==== SUPPLIED MATERIAL ====
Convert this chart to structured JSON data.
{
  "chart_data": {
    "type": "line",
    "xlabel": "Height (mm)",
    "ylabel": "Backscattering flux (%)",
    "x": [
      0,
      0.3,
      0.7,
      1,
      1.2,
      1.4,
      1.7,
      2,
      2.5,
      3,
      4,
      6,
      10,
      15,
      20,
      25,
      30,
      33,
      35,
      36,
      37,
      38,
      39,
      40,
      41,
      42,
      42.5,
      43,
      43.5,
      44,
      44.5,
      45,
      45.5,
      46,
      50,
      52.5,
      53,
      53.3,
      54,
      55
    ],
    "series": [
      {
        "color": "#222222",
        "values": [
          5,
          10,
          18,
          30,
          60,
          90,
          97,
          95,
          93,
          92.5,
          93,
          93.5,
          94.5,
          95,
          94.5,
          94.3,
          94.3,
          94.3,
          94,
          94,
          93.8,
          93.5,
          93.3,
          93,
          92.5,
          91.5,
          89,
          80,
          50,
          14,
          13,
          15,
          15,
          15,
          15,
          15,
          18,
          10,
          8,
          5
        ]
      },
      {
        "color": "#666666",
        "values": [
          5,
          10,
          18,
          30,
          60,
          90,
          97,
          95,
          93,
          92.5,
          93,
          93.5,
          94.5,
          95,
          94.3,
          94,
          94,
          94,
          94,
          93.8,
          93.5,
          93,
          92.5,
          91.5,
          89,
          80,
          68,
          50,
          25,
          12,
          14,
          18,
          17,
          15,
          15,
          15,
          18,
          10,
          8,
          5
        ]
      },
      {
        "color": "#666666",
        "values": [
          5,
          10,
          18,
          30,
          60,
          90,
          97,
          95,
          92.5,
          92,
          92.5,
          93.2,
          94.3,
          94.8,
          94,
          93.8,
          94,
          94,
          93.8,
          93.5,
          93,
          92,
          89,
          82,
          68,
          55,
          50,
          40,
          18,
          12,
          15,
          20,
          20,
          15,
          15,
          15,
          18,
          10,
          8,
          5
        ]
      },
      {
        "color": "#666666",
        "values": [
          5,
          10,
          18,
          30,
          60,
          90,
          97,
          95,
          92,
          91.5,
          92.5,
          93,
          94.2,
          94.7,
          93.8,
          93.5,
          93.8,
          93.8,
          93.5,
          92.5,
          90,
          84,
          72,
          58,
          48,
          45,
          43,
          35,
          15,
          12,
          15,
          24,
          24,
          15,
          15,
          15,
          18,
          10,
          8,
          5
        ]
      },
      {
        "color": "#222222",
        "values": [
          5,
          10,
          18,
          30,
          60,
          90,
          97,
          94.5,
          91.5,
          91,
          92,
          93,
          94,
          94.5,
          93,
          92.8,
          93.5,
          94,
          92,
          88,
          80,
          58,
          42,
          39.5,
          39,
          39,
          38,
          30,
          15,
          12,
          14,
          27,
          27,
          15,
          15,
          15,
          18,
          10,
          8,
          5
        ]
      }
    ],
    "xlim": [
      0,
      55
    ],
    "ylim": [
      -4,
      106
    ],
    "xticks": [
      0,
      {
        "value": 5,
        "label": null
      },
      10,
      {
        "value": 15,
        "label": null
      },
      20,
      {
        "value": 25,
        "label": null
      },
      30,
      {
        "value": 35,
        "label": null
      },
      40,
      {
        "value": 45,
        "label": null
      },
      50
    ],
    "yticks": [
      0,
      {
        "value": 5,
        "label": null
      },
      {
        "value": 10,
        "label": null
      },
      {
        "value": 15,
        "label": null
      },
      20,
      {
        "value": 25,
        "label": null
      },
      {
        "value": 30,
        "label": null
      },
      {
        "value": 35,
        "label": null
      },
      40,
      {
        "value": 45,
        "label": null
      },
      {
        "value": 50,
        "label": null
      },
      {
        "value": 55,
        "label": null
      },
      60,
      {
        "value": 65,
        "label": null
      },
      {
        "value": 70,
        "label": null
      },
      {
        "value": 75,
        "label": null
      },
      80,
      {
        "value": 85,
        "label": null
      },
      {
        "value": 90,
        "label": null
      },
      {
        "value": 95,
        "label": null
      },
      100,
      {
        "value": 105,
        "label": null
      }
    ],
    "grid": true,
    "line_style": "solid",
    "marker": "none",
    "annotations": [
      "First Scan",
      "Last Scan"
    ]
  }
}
====
-- PROBLEM TO SOLVE --
Give the listing again, word for word.

-- SOLUTION --
Convert this chart to structured JSON data.
{
  "chart_data": {
    "type": "line",
    "xlabel": "Height (mm)",
    "ylabel": "Backscattering flux (%)",
    "x": [
      0,
      0.3,
      0.7,
      1,
      1.2,
      1.4,
      1.7,
      2,
      2.5,
      3,
      4,
      6,
      10,
      15,
      20,
      25,
      30,
      33,
      35,
      36,
      37,
      38,
      39,
      40,
      41,
      42,
      42.5,
      43,
      43.5,
      44,
      44.5,
      45,
      45.5,
      46,
      50,
      52.5,
      53,
      53.3,
      54,
      55
    ],
    "series": [
      {
        "color": "#222222",
        "values": [
          5,
          10,
          18,
          30,
          60,
          90,
          97,
          95,
          93,
          92.5,
          93,
          93.5,
          94.5,
          95,
          94.5,
          94.3,
          94.3,
          94.3,
          94,
          94,
          93.8,
          93.5,
          93.3,
          93,
          92.5,
          91.5,
          89,
          80,
          50,
          14,
          13,
          15,
          15,
          15,
          15,
          15,
          18,
          10,
          8,
          5
        ]
      },
      {
        "color": "#666666",
        "values": [
          5,
          10,
          18,
          30,
          60,
          90,
          97,
          95,
          93,
          92.5,
          93,
          93.5,
          94.5,
          95,
          94.3,
          94,
          94,
          94,
          94,
          93.8,
          93.5,
          93,
          92.5,
          91.5,
          89,
          80,
          68,
          50,
          25,
          12,
          14,
          18,
          17,
          15,
          15,
          15,
          18,
          10,
          8,
          5
        ]
      },
      {
        "color": "#666666",
        "values": [
          5,
          10,
          18,
          30,
          60,
          90,
          97,
          95,
          92.5,
          92,
          92.5,
          93.2,
          94.3,
          94.8,
          94,
          93.8,
          94,
          94,
          93.8,
          93.5,
          93,
          92,
          89,
          82,
          68,
          55,
          50,
          40,
          18,
          12,
          15,
          20,
          20,
          15,
          15,
          15,
          18,
          10,
          8,
          5
        ]
      },
      {
        "color": "#666666",
        "values": [
          5,
          10,
          18,
          30,
          60,
          90,
          97,
          95,
          92,
          91.5,
          92.5,
          93,
          94.2,
          94.7,
          93.8,
          93.5,
          93.8,
          93.8,
          93.5,
          92.5,
          90,
          84,
          72,
          58,
          48,
          45,
          43,
          35,
          15,
          12,
          15,
          24,
          24,
          15,
          15,
          15,
          18,
          10,
          8,
          5
        ]
      },
      {
        "color": "#222222",
        "values": [
          5,
          10,
          18,
          30,
          60,
          90,
          97,
          94.5,
          91.5,
          91,
          92,
          93,
          94,
          94.5,
          93,
          92.8,
          93.5,
          94,
          92,
          88,
          80,
          58,
          42,
          39.5,
          39,
          39,
          38,
          30,
          15,
          12,
          14,
          27,
          27,
          15,
          15,
          15,
          18,
          10,
          8,
          5
        ]
      }
    ],
    "xlim": [
      0,
      55
    ],
    "ylim": [
      -4,
      106
    ],
    "xticks": [
      0,
      {
        "value": 5,
        "label": null
      },
      10,
      {
        "value": 15,
        "label": null
      },
      20,
      {
        "value": 25,
        "label": null
      },
      30,
      {
        "value": 35,
        "label": null
      },
      40,
      {
        "value": 45,
        "label": null
      },
      50
    ],
    "yticks": [
      0,
      {
        "value": 5,
        "label": null
      },
      {
        "value": 10,
        "label": null
      },
      {
        "value": 15,
        "label": null
      },
      20,
      {
        "value": 25,
        "label": null
      },
      {
        "value": 30,
        "label": null
      },
      {
        "value": 35,
        "label": null
      },
      40,
      {
        "value": 45,
        "label": null
      },
      {
        "value": 50,
        "label": null
      },
      {
        "value": 55,
        "label": null
      },
      60,
      {
        "value": 65,
        "label": null
      },
      {
        "value": 70,
        "label": null
      },
      {
        "value": 75,
        "label": null
      },
      80,
      {
        "value": 85,
        "label": null
      },
      {
        "value": 90,
        "label": null
      },
      {
        "value": 95,
        "label": null
      },
      100,
      {
        "value": 105,
        "label": null
      }
    ],
    "grid": true,
    "line_style": "solid",
    "marker": "none",
    "annotations": [
      "First Scan",
      "Last Scan"
    ]
  }
}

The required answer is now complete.